╔══

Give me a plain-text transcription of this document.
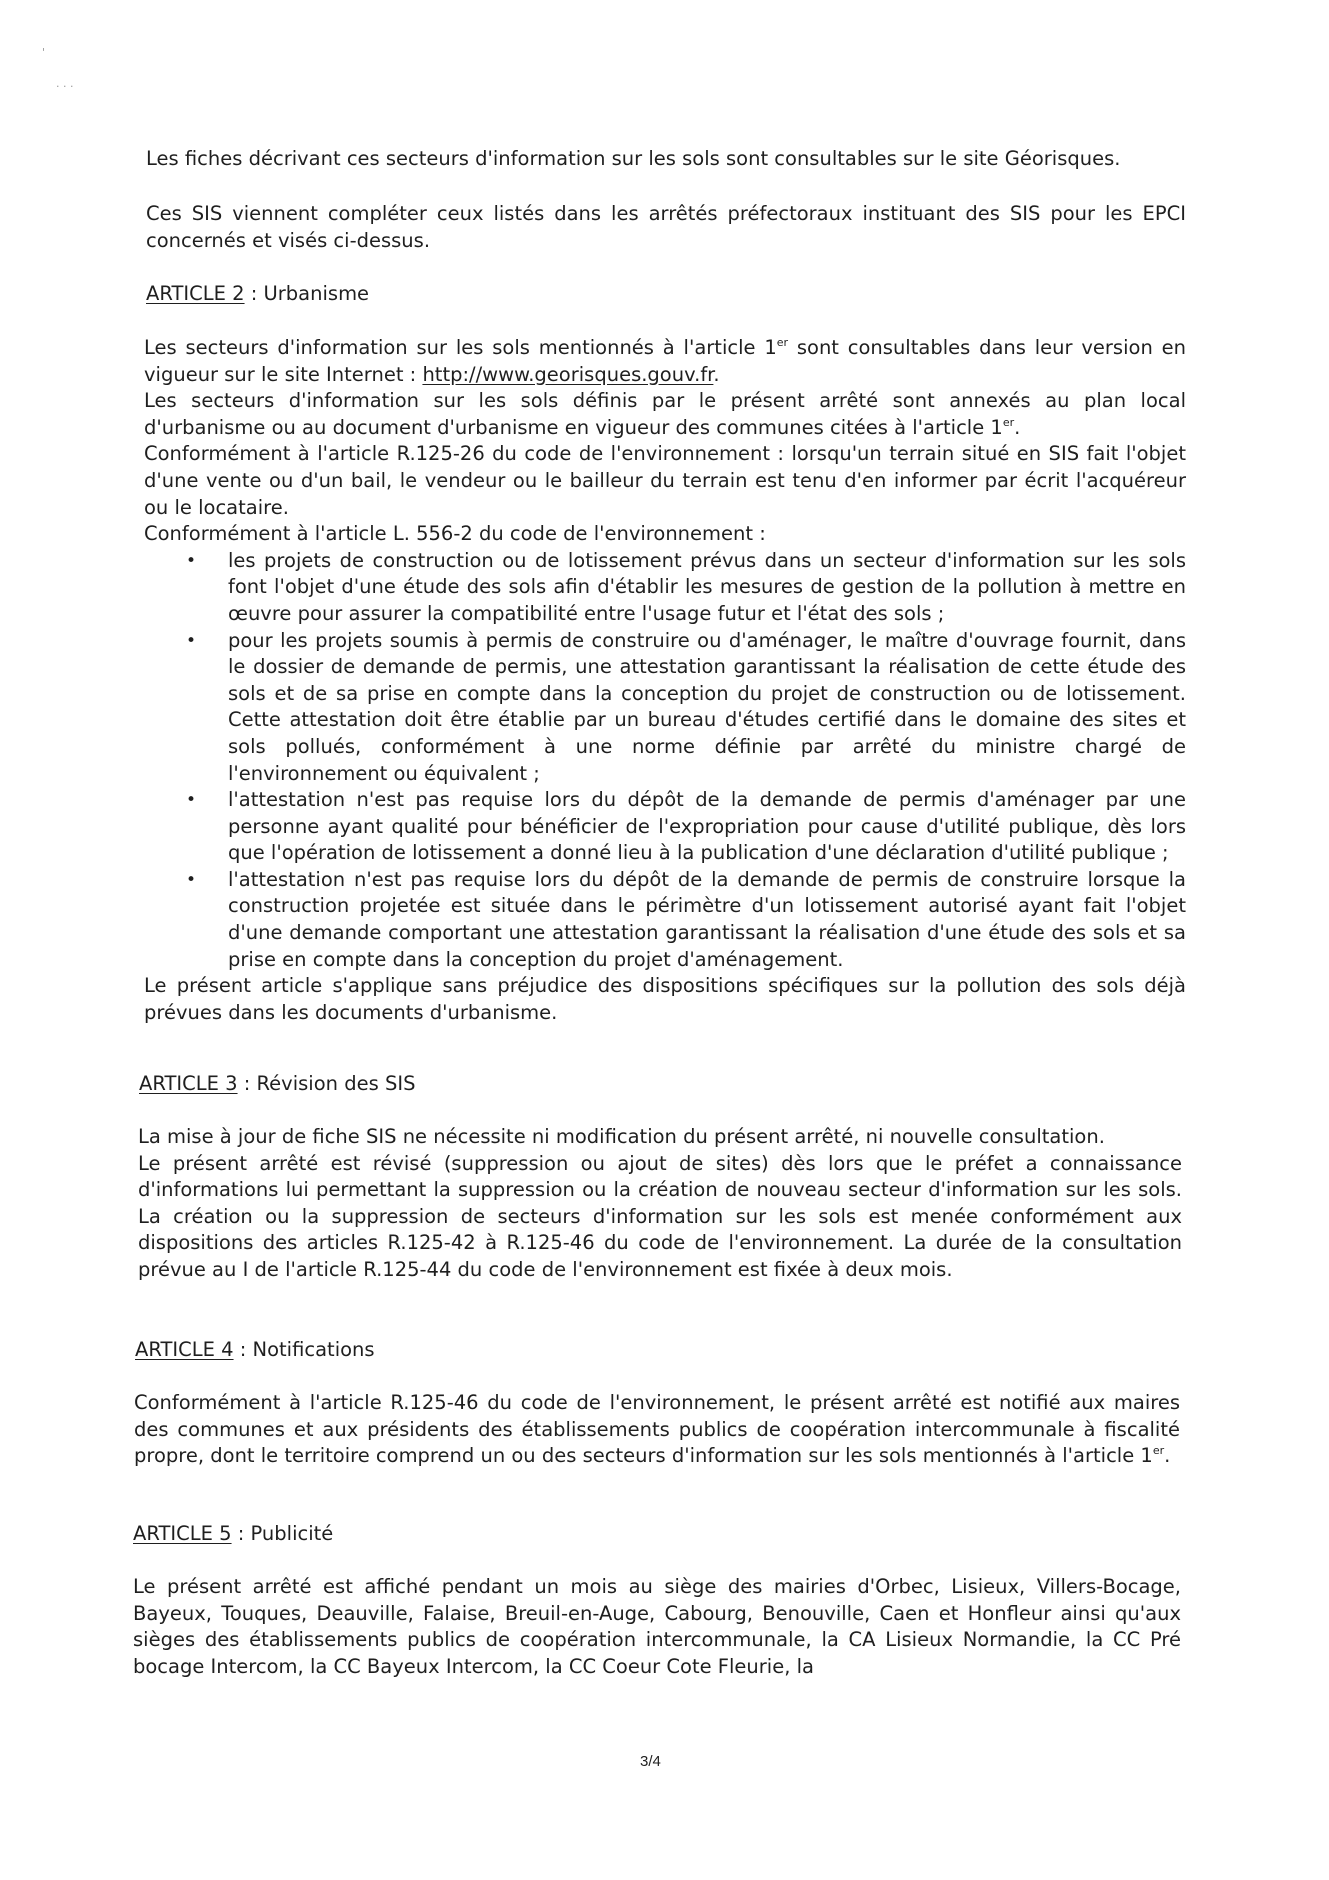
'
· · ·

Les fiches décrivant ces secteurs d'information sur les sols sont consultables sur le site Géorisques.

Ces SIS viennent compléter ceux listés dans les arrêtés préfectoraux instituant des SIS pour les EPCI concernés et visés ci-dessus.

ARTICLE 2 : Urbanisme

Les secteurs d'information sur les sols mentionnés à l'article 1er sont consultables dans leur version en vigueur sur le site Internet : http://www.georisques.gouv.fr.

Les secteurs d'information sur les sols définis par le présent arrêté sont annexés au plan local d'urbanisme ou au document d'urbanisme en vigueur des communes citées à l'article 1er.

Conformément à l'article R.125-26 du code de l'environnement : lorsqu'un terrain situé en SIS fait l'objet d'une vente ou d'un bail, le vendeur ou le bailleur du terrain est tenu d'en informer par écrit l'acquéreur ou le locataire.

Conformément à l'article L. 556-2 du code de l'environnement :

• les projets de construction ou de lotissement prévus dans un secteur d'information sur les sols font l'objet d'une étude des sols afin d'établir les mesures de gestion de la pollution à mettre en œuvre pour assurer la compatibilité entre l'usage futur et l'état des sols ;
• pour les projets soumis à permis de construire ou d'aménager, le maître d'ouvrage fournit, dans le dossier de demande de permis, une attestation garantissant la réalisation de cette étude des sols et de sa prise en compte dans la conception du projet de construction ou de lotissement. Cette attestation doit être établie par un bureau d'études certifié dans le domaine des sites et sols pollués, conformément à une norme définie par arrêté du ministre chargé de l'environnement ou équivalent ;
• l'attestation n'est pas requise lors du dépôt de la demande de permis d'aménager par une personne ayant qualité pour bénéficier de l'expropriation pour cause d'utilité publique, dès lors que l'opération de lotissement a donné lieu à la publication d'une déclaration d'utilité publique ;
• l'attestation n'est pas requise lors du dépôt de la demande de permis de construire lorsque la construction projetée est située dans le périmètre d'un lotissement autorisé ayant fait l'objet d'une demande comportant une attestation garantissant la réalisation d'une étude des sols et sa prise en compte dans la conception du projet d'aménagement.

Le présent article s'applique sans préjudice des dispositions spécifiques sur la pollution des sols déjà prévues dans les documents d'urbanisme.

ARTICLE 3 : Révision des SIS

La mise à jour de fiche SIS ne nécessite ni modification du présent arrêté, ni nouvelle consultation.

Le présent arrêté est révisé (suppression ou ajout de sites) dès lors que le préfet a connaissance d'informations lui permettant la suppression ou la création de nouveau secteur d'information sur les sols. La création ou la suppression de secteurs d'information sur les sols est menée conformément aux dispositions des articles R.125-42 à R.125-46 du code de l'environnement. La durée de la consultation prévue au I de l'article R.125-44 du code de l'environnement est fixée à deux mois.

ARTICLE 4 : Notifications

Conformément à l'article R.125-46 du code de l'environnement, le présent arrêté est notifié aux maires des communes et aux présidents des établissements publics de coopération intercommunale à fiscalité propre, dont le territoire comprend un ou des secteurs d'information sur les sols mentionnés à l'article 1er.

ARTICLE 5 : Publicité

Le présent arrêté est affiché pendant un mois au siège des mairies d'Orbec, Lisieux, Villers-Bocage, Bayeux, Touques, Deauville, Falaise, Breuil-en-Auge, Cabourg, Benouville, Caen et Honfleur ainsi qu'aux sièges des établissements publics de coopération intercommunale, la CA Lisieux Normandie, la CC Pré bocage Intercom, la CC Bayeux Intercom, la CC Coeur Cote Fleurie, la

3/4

╚══
╔══

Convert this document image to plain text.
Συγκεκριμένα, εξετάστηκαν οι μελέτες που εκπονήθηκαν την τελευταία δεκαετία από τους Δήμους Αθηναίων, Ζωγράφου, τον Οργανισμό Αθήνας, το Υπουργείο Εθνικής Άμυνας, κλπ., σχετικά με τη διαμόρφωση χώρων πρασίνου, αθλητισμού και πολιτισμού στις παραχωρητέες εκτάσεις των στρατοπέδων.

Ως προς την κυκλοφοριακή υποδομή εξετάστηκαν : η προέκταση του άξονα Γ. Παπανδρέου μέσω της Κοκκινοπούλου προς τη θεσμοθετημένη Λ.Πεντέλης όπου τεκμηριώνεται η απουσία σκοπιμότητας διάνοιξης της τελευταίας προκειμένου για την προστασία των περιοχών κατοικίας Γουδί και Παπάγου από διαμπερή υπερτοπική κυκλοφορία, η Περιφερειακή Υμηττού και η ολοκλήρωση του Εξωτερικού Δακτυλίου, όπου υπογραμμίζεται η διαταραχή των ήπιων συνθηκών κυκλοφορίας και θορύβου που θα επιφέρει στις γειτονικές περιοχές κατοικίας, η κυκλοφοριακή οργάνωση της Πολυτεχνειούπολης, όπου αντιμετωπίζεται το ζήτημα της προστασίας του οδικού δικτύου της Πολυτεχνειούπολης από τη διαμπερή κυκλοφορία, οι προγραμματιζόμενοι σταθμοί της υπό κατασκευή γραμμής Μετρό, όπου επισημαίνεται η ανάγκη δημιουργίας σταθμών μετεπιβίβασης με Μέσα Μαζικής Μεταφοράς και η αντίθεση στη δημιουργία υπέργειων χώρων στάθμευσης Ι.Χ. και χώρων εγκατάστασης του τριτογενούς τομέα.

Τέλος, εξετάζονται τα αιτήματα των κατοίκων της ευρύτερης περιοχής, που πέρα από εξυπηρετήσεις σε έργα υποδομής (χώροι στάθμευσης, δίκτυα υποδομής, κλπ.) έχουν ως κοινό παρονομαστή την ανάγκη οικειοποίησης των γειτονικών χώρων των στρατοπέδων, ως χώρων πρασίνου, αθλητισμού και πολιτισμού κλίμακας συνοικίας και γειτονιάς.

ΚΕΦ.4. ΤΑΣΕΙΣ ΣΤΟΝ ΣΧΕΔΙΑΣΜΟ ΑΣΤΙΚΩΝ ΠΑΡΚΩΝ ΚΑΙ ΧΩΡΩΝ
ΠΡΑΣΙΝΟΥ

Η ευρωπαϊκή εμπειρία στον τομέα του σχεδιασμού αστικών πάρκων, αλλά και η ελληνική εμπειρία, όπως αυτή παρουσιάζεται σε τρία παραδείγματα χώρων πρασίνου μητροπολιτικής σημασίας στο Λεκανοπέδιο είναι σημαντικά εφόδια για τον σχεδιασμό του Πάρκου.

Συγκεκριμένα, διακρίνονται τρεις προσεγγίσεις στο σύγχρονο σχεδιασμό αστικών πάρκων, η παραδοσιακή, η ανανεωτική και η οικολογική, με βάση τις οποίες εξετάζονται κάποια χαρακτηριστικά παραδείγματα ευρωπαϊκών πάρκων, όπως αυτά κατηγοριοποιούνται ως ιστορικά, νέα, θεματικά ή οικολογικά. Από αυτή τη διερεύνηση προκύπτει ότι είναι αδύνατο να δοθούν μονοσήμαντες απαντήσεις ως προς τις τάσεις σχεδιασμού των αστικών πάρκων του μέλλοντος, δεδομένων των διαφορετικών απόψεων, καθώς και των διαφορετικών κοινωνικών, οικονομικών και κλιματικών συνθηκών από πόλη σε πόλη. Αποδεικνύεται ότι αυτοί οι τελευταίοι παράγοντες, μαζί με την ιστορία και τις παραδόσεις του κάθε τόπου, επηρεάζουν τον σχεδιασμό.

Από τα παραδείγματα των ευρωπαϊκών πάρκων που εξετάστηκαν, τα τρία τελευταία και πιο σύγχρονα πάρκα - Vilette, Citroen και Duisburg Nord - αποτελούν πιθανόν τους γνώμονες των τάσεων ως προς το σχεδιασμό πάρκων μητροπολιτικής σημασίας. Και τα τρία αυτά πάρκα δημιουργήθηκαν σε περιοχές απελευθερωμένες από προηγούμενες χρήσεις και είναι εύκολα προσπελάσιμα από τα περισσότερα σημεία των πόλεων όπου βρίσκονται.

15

╚══
╔══

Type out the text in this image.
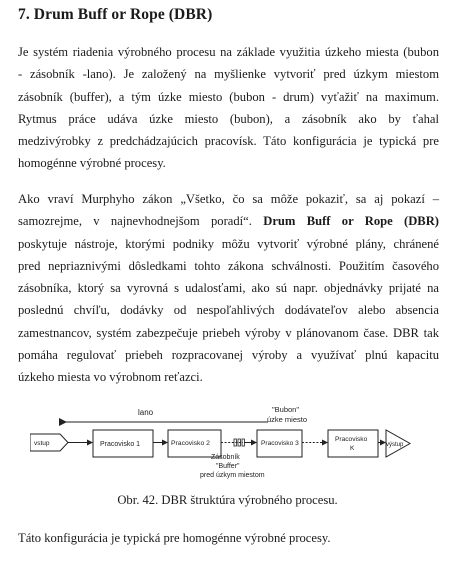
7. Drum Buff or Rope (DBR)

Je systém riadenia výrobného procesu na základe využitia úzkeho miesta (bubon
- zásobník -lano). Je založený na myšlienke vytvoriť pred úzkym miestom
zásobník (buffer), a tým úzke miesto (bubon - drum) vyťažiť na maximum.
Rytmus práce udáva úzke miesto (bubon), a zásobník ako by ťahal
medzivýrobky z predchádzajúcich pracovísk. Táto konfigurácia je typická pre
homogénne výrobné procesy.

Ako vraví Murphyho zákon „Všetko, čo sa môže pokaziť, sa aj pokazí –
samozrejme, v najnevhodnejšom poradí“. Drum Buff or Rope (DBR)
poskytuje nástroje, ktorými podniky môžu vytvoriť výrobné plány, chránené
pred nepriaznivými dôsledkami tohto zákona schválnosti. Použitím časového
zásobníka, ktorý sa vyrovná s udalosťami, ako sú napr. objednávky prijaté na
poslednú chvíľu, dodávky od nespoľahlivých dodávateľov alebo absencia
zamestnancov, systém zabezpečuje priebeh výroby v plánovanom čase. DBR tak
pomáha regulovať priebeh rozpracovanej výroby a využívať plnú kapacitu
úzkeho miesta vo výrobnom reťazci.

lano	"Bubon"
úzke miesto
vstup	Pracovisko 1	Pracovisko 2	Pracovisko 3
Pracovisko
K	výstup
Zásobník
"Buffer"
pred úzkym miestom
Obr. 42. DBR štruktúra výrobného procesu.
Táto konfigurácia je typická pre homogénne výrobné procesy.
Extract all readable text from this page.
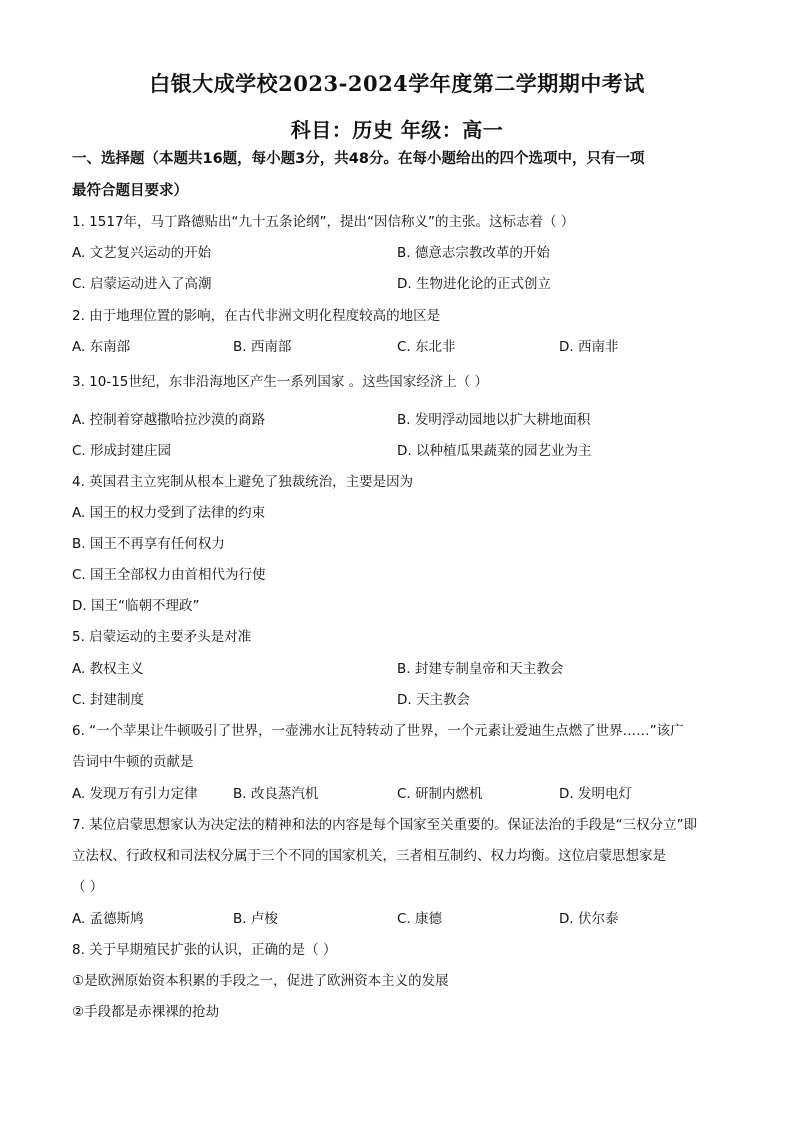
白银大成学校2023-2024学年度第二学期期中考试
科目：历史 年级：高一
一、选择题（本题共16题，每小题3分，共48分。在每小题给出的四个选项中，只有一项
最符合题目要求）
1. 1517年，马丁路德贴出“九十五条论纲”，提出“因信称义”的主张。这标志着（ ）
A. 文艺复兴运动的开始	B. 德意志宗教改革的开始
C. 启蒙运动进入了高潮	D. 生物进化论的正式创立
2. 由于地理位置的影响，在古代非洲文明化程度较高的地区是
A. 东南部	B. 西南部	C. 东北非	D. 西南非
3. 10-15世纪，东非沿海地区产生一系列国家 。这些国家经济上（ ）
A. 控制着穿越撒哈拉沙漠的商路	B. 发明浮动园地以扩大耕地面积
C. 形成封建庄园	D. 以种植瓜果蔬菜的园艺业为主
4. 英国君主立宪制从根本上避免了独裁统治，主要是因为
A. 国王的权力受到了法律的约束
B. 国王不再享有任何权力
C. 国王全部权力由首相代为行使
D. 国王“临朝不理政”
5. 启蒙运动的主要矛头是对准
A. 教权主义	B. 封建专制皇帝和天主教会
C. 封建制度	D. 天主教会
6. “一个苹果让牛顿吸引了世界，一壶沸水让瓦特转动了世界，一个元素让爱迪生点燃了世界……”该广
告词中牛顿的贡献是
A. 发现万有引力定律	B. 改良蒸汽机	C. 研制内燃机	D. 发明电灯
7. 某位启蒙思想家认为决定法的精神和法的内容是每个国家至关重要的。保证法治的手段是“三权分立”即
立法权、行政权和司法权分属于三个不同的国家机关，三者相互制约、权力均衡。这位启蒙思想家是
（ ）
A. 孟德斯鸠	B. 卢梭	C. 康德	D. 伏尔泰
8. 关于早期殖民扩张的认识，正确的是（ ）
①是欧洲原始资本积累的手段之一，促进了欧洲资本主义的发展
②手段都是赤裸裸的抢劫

╚══

→ **Work to do**:
Report the count of lines in the entries that contain the string "τους", and nothing besides it.

→ **Exercise solution**:
2